* [EXERCICE PROPOSÉ 1] Dans la critique de Rush, quelle note moyenne le film obtient-il sur Allociné ?
* [EXERCICE PROPOSÉ 2] Recopiez à l'identique les lignes des enregistrements, depuis le début jusqu'à la ligne contenant « list-item-text: 理解认知成本的概念和内涵。 [149, 652, 339, 668] », cette dernière comprise.

* [TEXTE À LIRE]
================================

Rush n'avait pas grand chose pour me plaire : une affiche moche, une histoire d'ego masculins shootés à la vitesse, et surtout un sujet qui ne me passionne absolument pas. La F1, clairement, je m'en tamponne, et je craignais d'assister à deux heures de bagnoles qui tournent en rond, dans le bruit et la sueur, iconisant des comportements de type "moi homme, moi conduire vite". Depuis des années, je lève un sourcil à chaque fois que je vois le succès critique du biopic de Ron Howard : avec une moyenne de 4,3 sur Allociné, le film s'élève au même niveau que des chefs d'œuvres comme Sixième Sens, Citizen Kane, E.T. ou même Shining ! Jamais je n'aurais pensé rejoindre cette horde d'avis positifs.

================================

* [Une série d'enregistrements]

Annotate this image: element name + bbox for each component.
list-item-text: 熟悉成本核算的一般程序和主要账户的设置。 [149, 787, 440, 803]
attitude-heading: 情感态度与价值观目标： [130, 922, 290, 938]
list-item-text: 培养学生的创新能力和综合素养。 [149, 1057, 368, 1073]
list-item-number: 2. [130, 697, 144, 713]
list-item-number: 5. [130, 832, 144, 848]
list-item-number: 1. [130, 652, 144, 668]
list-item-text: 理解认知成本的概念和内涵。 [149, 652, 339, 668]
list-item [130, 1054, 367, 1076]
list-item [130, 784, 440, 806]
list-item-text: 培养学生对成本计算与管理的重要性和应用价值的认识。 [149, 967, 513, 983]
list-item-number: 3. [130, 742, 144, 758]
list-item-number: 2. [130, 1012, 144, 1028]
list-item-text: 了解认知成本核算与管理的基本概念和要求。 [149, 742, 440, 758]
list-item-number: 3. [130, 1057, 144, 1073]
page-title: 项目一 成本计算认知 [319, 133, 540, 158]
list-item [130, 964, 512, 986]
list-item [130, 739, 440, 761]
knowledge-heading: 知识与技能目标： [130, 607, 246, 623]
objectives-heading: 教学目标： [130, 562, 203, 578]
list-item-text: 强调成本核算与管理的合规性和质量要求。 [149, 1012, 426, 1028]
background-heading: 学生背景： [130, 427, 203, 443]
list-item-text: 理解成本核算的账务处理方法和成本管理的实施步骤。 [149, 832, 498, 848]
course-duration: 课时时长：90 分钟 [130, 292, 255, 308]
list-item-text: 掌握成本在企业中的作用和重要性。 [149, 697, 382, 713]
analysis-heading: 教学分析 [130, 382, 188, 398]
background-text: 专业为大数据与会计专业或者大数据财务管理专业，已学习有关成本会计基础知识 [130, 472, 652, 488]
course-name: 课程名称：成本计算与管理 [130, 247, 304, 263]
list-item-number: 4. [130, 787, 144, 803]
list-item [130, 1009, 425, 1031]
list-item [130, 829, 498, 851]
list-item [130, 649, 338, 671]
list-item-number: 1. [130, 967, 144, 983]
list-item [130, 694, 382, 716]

================================

* [SOLUTION 1] 4,3

* [SOLUTION 2]
Annotate this image: element name + bbox for each component.
list-item-text: 熟悉成本核算的一般程序和主要账户的设置。 [149, 787, 440, 803]
attitude-heading: 情感态度与价值观目标： [130, 922, 290, 938]
list-item-text: 培养学生的创新能力和综合素养。 [149, 1057, 368, 1073]
list-item-number: 2. [130, 697, 144, 713]
list-item-number: 5. [130, 832, 144, 848]
list-item-number: 1. [130, 652, 144, 668]
list-item-text: 理解认知成本的概念和内涵。 [149, 652, 339, 668]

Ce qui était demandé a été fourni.